== Work instructions ==
Reproduce each line exactly.

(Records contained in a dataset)
────────

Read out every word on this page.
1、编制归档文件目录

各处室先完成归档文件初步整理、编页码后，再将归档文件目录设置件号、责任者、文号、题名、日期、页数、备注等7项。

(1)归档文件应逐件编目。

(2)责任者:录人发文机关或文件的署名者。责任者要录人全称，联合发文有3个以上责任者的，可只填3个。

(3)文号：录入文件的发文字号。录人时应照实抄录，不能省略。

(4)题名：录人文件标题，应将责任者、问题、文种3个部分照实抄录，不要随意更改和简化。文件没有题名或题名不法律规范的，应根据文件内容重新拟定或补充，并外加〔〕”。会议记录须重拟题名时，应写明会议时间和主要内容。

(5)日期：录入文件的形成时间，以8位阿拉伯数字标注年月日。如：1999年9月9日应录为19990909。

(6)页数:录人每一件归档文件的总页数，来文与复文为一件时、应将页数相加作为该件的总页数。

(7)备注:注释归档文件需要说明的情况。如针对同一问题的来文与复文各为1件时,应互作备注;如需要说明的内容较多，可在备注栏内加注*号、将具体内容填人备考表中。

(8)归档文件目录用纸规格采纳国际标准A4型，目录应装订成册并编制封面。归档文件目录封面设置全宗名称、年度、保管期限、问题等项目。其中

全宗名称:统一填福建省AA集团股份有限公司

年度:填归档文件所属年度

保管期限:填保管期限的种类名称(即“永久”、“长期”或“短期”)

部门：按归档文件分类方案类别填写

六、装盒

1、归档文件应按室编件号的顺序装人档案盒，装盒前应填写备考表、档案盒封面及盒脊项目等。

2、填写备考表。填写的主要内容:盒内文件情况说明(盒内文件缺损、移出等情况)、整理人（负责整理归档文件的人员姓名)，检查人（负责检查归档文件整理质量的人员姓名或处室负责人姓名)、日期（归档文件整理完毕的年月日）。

────────

== Result of this exercise ==
Read out every word on this page.
1、编制归档文件目录

各处室先完成归档文件初步整理、编页码后，再将归档文件目录设置件号、责任者、文号、题名、日期、页数、备注等7项。

(1)归档文件应逐件编目。

(2)责任者:录人发文机关或文件的署名者。责任者要录人全称，联合发文有3个以上责任者的，可只填3个。

(3)文号：录入文件的发文字号。录人时应照实抄录，不能省略。

(4)题名：录人文件标题，应将责任者、问题、文种3个部分照实抄录，不要随意更改和简化。文件没有题名或题名不法律规范的，应根据文件内容重新拟定或补充，并外加〔〕”。会议记录须重拟题名时，应写明会议时间和主要内容。

(5)日期：录入文件的形成时间，以8位阿拉伯数字标注年月日。如：1999年9月9日应录为19990909。

(6)页数:录人每一件归档文件的总页数，来文与复文为一件时、应将页数相加作为该件的总页数。

(7)备注:注释归档文件需要说明的情况。如针对同一问题的来文与复文各为1件时,应互作备注;如需要说明的内容较多，可在备注栏内加注*号、将具体内容填人备考表中。

(8)归档文件目录用纸规格采纳国际标准A4型，目录应装订成册并编制封面。归档文件目录封面设置全宗名称、年度、保管期限、问题等项目。其中

全宗名称:统一填福建省AA集团股份有限公司

年度:填归档文件所属年度

保管期限:填保管期限的种类名称(即“永久”、“长期”或“短期”)

部门：按归档文件分类方案类别填写

六、装盒

1、归档文件应按室编件号的顺序装人档案盒，装盒前应填写备考表、档案盒封面及盒脊项目等。

2、填写备考表。填写的主要内容:盒内文件情况说明(盒内文件缺损、移出等情况)、整理人（负责整理归档文件的人员姓名)，检查人（负责检查归档文件整理质量的人员姓名或处室负责人姓名)、日期（归档文件整理完毕的年月日）。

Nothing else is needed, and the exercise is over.